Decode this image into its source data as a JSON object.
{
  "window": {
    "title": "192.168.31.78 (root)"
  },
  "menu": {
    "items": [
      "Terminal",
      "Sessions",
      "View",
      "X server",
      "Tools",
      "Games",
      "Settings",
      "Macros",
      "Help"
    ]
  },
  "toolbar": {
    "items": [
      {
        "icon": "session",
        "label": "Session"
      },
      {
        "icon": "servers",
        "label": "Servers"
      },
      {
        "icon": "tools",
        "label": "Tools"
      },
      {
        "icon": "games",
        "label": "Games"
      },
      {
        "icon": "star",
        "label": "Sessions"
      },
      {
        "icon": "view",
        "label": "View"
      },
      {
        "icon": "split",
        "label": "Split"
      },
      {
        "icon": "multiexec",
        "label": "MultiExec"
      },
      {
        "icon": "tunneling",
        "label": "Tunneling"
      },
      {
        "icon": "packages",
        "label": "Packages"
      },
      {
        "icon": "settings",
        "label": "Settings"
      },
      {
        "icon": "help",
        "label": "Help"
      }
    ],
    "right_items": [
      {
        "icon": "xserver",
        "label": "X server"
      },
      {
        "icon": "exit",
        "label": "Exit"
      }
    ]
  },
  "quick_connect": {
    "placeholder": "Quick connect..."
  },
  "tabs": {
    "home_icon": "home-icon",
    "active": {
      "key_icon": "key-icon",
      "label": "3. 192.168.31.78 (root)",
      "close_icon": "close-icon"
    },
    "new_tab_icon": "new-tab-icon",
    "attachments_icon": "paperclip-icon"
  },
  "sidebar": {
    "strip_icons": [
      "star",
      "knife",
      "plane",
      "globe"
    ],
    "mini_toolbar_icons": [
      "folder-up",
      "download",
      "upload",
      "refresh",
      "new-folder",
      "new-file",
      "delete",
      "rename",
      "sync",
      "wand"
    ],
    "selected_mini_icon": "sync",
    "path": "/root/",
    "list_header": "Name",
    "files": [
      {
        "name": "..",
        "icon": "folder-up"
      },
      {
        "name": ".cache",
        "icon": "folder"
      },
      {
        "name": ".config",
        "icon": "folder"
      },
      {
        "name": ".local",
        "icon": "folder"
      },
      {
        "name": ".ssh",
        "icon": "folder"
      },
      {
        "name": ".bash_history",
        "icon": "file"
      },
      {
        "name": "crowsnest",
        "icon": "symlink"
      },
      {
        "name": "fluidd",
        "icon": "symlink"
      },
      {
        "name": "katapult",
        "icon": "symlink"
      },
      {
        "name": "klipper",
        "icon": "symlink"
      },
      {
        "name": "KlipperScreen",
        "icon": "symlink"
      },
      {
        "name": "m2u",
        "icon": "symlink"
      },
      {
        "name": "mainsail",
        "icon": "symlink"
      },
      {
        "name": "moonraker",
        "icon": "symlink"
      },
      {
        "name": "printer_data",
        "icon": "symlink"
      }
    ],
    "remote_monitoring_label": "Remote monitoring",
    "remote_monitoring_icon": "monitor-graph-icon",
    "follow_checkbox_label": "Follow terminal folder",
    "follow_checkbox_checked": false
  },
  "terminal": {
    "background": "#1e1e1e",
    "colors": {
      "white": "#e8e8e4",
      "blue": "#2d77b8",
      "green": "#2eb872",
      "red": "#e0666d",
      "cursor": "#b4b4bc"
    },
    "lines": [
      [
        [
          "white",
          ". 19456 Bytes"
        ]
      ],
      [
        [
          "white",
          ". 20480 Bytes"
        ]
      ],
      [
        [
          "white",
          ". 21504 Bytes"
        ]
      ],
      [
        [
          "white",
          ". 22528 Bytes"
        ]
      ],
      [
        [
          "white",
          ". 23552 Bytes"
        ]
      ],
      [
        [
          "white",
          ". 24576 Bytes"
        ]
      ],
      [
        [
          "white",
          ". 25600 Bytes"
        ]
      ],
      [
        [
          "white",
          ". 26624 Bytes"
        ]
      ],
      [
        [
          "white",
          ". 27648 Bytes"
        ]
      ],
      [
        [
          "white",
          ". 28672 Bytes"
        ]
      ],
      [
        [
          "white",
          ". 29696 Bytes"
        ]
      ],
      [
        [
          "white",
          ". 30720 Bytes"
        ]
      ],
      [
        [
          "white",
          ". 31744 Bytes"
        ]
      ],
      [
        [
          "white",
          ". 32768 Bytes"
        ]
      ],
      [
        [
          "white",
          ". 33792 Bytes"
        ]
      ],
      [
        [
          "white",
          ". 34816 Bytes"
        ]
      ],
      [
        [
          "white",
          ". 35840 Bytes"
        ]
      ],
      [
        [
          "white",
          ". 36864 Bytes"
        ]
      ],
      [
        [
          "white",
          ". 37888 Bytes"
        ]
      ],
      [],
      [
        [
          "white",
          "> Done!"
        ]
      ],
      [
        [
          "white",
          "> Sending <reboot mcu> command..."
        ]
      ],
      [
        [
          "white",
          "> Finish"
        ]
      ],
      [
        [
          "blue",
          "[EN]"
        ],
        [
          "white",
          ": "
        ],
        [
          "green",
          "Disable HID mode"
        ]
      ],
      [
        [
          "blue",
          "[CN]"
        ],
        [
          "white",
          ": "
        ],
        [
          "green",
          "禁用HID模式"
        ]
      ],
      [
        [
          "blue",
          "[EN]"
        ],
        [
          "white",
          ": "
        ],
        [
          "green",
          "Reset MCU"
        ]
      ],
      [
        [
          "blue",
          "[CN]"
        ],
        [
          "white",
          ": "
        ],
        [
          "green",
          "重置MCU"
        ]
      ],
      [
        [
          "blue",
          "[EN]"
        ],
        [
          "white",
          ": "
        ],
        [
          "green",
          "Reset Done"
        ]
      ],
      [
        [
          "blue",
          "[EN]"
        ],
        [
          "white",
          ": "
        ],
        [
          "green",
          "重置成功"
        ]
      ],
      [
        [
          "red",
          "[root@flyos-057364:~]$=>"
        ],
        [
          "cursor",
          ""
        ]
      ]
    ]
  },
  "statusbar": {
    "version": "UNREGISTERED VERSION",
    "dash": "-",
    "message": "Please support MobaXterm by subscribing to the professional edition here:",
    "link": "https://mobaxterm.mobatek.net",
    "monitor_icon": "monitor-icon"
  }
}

* * *

What you are asked to do
Repeat each record exactly. Omit nothing.

Answer for this exercise
Decode this image into its source data as a JSON object.
{
  "window": {
    "title": "192.168.31.78 (root)"
  },
  "menu": {
    "items": [
      "Terminal",
      "Sessions",
      "View",
      "X server",
      "Tools",
      "Games",
      "Settings",
      "Macros",
      "Help"
    ]
  },
  "toolbar": {
    "items": [
      {
        "icon": "session",
        "label": "Session"
      },
      {
        "icon": "servers",
        "label": "Servers"
      },
      {
        "icon": "tools",
        "label": "Tools"
      },
      {
        "icon": "games",
        "label": "Games"
      },
      {
        "icon": "star",
        "label": "Sessions"
      },
      {
        "icon": "view",
        "label": "View"
      },
      {
        "icon": "split",
        "label": "Split"
      },
      {
        "icon": "multiexec",
        "label": "MultiExec"
      },
      {
        "icon": "tunneling",
        "label": "Tunneling"
      },
      {
        "icon": "packages",
        "label": "Packages"
      },
      {
        "icon": "settings",
        "label": "Settings"
      },
      {
        "icon": "help",
        "label": "Help"
      }
    ],
    "right_items": [
      {
        "icon": "xserver",
        "label": "X server"
      },
      {
        "icon": "exit",
        "label": "Exit"
      }
    ]
  },
  "quick_connect": {
    "placeholder": "Quick connect..."
  },
  "tabs": {
    "home_icon": "home-icon",
    "active": {
      "key_icon": "key-icon",
      "label": "3. 192.168.31.78 (root)",
      "close_icon": "close-icon"
    },
    "new_tab_icon": "new-tab-icon",
    "attachments_icon": "paperclip-icon"
  },
  "sidebar": {
    "strip_icons": [
      "star",
      "knife",
      "plane",
      "globe"
    ],
    "mini_toolbar_icons": [
      "folder-up",
      "download",
      "upload",
      "refresh",
      "new-folder",
      "new-file",
      "delete",
      "rename",
      "sync",
      "wand"
    ],
    "selected_mini_icon": "sync",
    "path": "/root/",
    "list_header": "Name",
    "files": [
      {
        "name": "..",
        "icon": "folder-up"
      },
      {
        "name": ".cache",
        "icon": "folder"
      },
      {
        "name": ".config",
        "icon": "folder"
      },
      {
        "name": ".local",
        "icon": "folder"
      },
      {
        "name": ".ssh",
        "icon": "folder"
      },
      {
        "name": ".bash_history",
        "icon": "file"
      },
      {
        "name": "crowsnest",
        "icon": "symlink"
      },
      {
        "name": "fluidd",
        "icon": "symlink"
      },
      {
        "name": "katapult",
        "icon": "symlink"
      },
      {
        "name": "klipper",
        "icon": "symlink"
      },
      {
        "name": "KlipperScreen",
        "icon": "symlink"
      },
      {
        "name": "m2u",
        "icon": "symlink"
      },
      {
        "name": "mainsail",
        "icon": "symlink"
      },
      {
        "name": "moonraker",
        "icon": "symlink"
      },
      {
        "name": "printer_data",
        "icon": "symlink"
      }
    ],
    "remote_monitoring_label": "Remote monitoring",
    "remote_monitoring_icon": "monitor-graph-icon",
    "follow_checkbox_label": "Follow terminal folder",
    "follow_checkbox_checked": false
  },
  "terminal": {
    "background": "#1e1e1e",
    "colors": {
      "white": "#e8e8e4",
      "blue": "#2d77b8",
      "green": "#2eb872",
      "red": "#e0666d",
      "cursor": "#b4b4bc"
    },
    "lines": [
      [
        [
          "white",
          ". 19456 Bytes"
        ]
      ],
      [
        [
          "white",
          ". 20480 Bytes"
        ]
      ],
      [
        [
          "white",
          ". 21504 Bytes"
        ]
      ],
      [
        [
          "white",
          ". 22528 Bytes"
        ]
      ],
      [
        [
          "white",
          ". 23552 Bytes"
        ]
      ],
      [
        [
          "white",
          ". 24576 Bytes"
        ]
      ],
      [
        [
          "white",
          ". 25600 Bytes"
        ]
      ],
      [
        [
          "white",
          ". 26624 Bytes"
        ]
      ],
      [
        [
          "white",
          ". 27648 Bytes"
        ]
      ],
      [
        [
          "white",
          ". 28672 Bytes"
        ]
      ],
      [
        [
          "white",
          ". 29696 Bytes"
        ]
      ],
      [
        [
          "white",
          ". 30720 Bytes"
        ]
      ],
      [
        [
          "white",
          ". 31744 Bytes"
        ]
      ],
      [
        [
          "white",
          ". 32768 Bytes"
        ]
      ],
      [
        [
          "white",
          ". 33792 Bytes"
        ]
      ],
      [
        [
          "white",
          ". 34816 Bytes"
        ]
      ],
      [
        [
          "white",
          ". 35840 Bytes"
        ]
      ],
      [
        [
          "white",
          ". 36864 Bytes"
        ]
      ],
      [
        [
          "white",
          ". 37888 Bytes"
        ]
      ],
      [],
      [
        [
          "white",
          "> Done!"
        ]
      ],
      [
        [
          "white",
          "> Sending <reboot mcu> command..."
        ]
      ],
      [
        [
          "white",
          "> Finish"
        ]
      ],
      [
        [
          "blue",
          "[EN]"
        ],
        [
          "white",
          ": "
        ],
        [
          "green",
          "Disable HID mode"
        ]
      ],
      [
        [
          "blue",
          "[CN]"
        ],
        [
          "white",
          ": "
        ],
        [
          "green",
          "禁用HID模式"
        ]
      ],
      [
        [
          "blue",
          "[EN]"
        ],
        [
          "white",
          ": "
        ],
        [
          "green",
          "Reset MCU"
        ]
      ],
      [
        [
          "blue",
          "[CN]"
        ],
        [
          "white",
          ": "
        ],
        [
          "green",
          "重置MCU"
        ]
      ],
      [
        [
          "blue",
          "[EN]"
        ],
        [
          "white",
          ": "
        ],
        [
          "green",
          "Reset Done"
        ]
      ],
      [
        [
          "blue",
          "[EN]"
        ],
        [
          "white",
          ": "
        ],
        [
          "green",
          "重置成功"
        ]
      ],
      [
        [
          "red",
          "[root@flyos-057364:~]$=>"
        ],
        [
          "cursor",
          ""
        ]
      ]
    ]
  },
  "statusbar": {
    "version": "UNREGISTERED VERSION",
    "dash": "-",
    "message": "Please support MobaXterm by subscribing to the professional edition here:",
    "link": "https://mobaxterm.mobatek.net",
    "monitor_icon": "monitor-icon"
  }
}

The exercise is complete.